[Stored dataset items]
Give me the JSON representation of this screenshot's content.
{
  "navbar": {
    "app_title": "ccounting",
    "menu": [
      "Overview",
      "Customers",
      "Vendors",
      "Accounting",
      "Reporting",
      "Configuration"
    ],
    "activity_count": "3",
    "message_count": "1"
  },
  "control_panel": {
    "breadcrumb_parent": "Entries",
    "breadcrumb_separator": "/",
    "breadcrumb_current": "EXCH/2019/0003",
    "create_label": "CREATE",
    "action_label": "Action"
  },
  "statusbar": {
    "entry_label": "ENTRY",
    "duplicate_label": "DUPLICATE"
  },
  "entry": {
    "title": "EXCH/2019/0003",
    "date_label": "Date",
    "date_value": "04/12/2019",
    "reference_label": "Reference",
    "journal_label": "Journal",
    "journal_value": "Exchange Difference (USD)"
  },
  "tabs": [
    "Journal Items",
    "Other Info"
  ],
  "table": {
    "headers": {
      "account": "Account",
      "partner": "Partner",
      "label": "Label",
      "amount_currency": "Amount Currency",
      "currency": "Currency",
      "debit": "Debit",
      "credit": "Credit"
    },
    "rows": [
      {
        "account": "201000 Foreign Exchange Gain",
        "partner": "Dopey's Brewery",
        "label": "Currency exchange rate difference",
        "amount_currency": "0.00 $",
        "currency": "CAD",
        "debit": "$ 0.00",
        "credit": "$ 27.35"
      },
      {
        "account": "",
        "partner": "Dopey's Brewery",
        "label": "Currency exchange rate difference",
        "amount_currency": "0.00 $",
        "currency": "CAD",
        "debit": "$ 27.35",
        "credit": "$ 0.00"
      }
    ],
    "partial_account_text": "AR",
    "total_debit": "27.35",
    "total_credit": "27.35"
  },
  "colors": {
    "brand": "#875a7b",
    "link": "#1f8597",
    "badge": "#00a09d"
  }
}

= TASK GOAL =
Would you copy out each line exactly as written?

= COMPLETED EXERCISE =
Give me the JSON representation of this screenshot's content.
{
  "navbar": {
    "app_title": "ccounting",
    "menu": [
      "Overview",
      "Customers",
      "Vendors",
      "Accounting",
      "Reporting",
      "Configuration"
    ],
    "activity_count": "3",
    "message_count": "1"
  },
  "control_panel": {
    "breadcrumb_parent": "Entries",
    "breadcrumb_separator": "/",
    "breadcrumb_current": "EXCH/2019/0003",
    "create_label": "CREATE",
    "action_label": "Action"
  },
  "statusbar": {
    "entry_label": "ENTRY",
    "duplicate_label": "DUPLICATE"
  },
  "entry": {
    "title": "EXCH/2019/0003",
    "date_label": "Date",
    "date_value": "04/12/2019",
    "reference_label": "Reference",
    "journal_label": "Journal",
    "journal_value": "Exchange Difference (USD)"
  },
  "tabs": [
    "Journal Items",
    "Other Info"
  ],
  "table": {
    "headers": {
      "account": "Account",
      "partner": "Partner",
      "label": "Label",
      "amount_currency": "Amount Currency",
      "currency": "Currency",
      "debit": "Debit",
      "credit": "Credit"
    },
    "rows": [
      {
        "account": "201000 Foreign Exchange Gain",
        "partner": "Dopey's Brewery",
        "label": "Currency exchange rate difference",
        "amount_currency": "0.00 $",
        "currency": "CAD",
        "debit": "$ 0.00",
        "credit": "$ 27.35"
      },
      {
        "account": "",
        "partner": "Dopey's Brewery",
        "label": "Currency exchange rate difference",
        "amount_currency": "0.00 $",
        "currency": "CAD",
        "debit": "$ 27.35",
        "credit": "$ 0.00"
      }
    ],
    "partial_account_text": "AR",
    "total_debit": "27.35",
    "total_credit": "27.35"
  },
  "colors": {
    "brand": "#875a7b",
    "link": "#1f8597",
    "badge": "#00a09d"
  }
}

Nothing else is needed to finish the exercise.